**Goal**.
Print the listing below in its entirety, character for character.

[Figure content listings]
---------------
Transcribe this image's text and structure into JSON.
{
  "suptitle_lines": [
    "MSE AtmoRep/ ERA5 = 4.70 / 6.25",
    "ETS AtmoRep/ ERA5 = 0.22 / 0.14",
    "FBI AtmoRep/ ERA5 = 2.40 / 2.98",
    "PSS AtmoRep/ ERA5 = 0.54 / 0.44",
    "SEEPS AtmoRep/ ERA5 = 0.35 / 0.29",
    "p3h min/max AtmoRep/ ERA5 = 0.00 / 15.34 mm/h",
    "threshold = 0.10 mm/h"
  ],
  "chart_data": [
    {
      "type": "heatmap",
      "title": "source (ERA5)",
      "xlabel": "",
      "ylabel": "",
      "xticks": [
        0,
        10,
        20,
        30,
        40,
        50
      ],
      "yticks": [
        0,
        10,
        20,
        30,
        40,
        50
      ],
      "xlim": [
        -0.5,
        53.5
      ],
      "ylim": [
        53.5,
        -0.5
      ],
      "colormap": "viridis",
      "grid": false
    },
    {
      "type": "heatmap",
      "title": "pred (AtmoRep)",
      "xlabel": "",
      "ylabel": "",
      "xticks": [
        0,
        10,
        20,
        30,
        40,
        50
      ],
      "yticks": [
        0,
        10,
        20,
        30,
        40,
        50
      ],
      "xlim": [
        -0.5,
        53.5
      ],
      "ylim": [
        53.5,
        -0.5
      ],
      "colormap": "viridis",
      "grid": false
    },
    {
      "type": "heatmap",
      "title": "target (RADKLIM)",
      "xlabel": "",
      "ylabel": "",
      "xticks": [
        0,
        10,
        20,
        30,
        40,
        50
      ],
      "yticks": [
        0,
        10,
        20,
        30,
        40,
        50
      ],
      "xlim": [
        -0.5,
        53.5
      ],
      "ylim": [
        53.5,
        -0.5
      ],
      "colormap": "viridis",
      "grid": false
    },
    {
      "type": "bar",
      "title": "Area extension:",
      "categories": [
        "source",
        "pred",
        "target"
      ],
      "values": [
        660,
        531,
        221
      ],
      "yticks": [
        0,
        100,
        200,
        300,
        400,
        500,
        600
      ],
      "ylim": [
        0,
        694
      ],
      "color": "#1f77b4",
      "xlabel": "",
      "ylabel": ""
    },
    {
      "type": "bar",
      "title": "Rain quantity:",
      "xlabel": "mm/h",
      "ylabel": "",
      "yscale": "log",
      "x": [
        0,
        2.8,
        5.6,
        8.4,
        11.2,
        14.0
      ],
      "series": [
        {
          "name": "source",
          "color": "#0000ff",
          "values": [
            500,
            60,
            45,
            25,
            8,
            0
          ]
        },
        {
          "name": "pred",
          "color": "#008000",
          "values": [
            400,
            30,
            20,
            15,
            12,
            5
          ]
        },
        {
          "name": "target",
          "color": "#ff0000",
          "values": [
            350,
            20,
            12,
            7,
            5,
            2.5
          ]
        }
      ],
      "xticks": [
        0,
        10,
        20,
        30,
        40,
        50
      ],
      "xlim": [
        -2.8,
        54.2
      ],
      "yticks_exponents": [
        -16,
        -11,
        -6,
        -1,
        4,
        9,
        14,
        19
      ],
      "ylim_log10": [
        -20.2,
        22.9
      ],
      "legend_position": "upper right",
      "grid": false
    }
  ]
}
---------------
**Finished answer**.
Transcribe this image's text and structure into JSON.
{
  "suptitle_lines": [
    "MSE AtmoRep/ ERA5 = 4.70 / 6.25",
    "ETS AtmoRep/ ERA5 = 0.22 / 0.14",
    "FBI AtmoRep/ ERA5 = 2.40 / 2.98",
    "PSS AtmoRep/ ERA5 = 0.54 / 0.44",
    "SEEPS AtmoRep/ ERA5 = 0.35 / 0.29",
    "p3h min/max AtmoRep/ ERA5 = 0.00 / 15.34 mm/h",
    "threshold = 0.10 mm/h"
  ],
  "chart_data": [
    {
      "type": "heatmap",
      "title": "source (ERA5)",
      "xlabel": "",
      "ylabel": "",
      "xticks": [
        0,
        10,
        20,
        30,
        40,
        50
      ],
      "yticks": [
        0,
        10,
        20,
        30,
        40,
        50
      ],
      "xlim": [
        -0.5,
        53.5
      ],
      "ylim": [
        53.5,
        -0.5
      ],
      "colormap": "viridis",
      "grid": false
    },
    {
      "type": "heatmap",
      "title": "pred (AtmoRep)",
      "xlabel": "",
      "ylabel": "",
      "xticks": [
        0,
        10,
        20,
        30,
        40,
        50
      ],
      "yticks": [
        0,
        10,
        20,
        30,
        40,
        50
      ],
      "xlim": [
        -0.5,
        53.5
      ],
      "ylim": [
        53.5,
        -0.5
      ],
      "colormap": "viridis",
      "grid": false
    },
    {
      "type": "heatmap",
      "title": "target (RADKLIM)",
      "xlabel": "",
      "ylabel": "",
      "xticks": [
        0,
        10,
        20,
        30,
        40,
        50
      ],
      "yticks": [
        0,
        10,
        20,
        30,
        40,
        50
      ],
      "xlim": [
        -0.5,
        53.5
      ],
      "ylim": [
        53.5,
        -0.5
      ],
      "colormap": "viridis",
      "grid": false
    },
    {
      "type": "bar",
      "title": "Area extension:",
      "categories": [
        "source",
        "pred",
        "target"
      ],
      "values": [
        660,
        531,
        221
      ],
      "yticks": [
        0,
        100,
        200,
        300,
        400,
        500,
        600
      ],
      "ylim": [
        0,
        694
      ],
      "color": "#1f77b4",
      "xlabel": "",
      "ylabel": ""
    },
    {
      "type": "bar",
      "title": "Rain quantity:",
      "xlabel": "mm/h",
      "ylabel": "",
      "yscale": "log",
      "x": [
        0,
        2.8,
        5.6,
        8.4,
        11.2,
        14.0
      ],
      "series": [
        {
          "name": "source",
          "color": "#0000ff",
          "values": [
            500,
            60,
            45,
            25,
            8,
            0
          ]
        },
        {
          "name": "pred",
          "color": "#008000",
          "values": [
            400,
            30,
            20,
            15,
            12,
            5
          ]
        },
        {
          "name": "target",
          "color": "#ff0000",
          "values": [
            350,
            20,
            12,
            7,
            5,
            2.5
          ]
        }
      ],
      "xticks": [
        0,
        10,
        20,
        30,
        40,
        50
      ],
      "xlim": [
        -2.8,
        54.2
      ],
      "yticks_exponents": [
        -16,
        -11,
        -6,
        -1,
        4,
        9,
        14,
        19
      ],
      "ylim_log10": [
        -20.2,
        22.9
      ],
      "legend_position": "upper right",
      "grid": false
    }
  ]
}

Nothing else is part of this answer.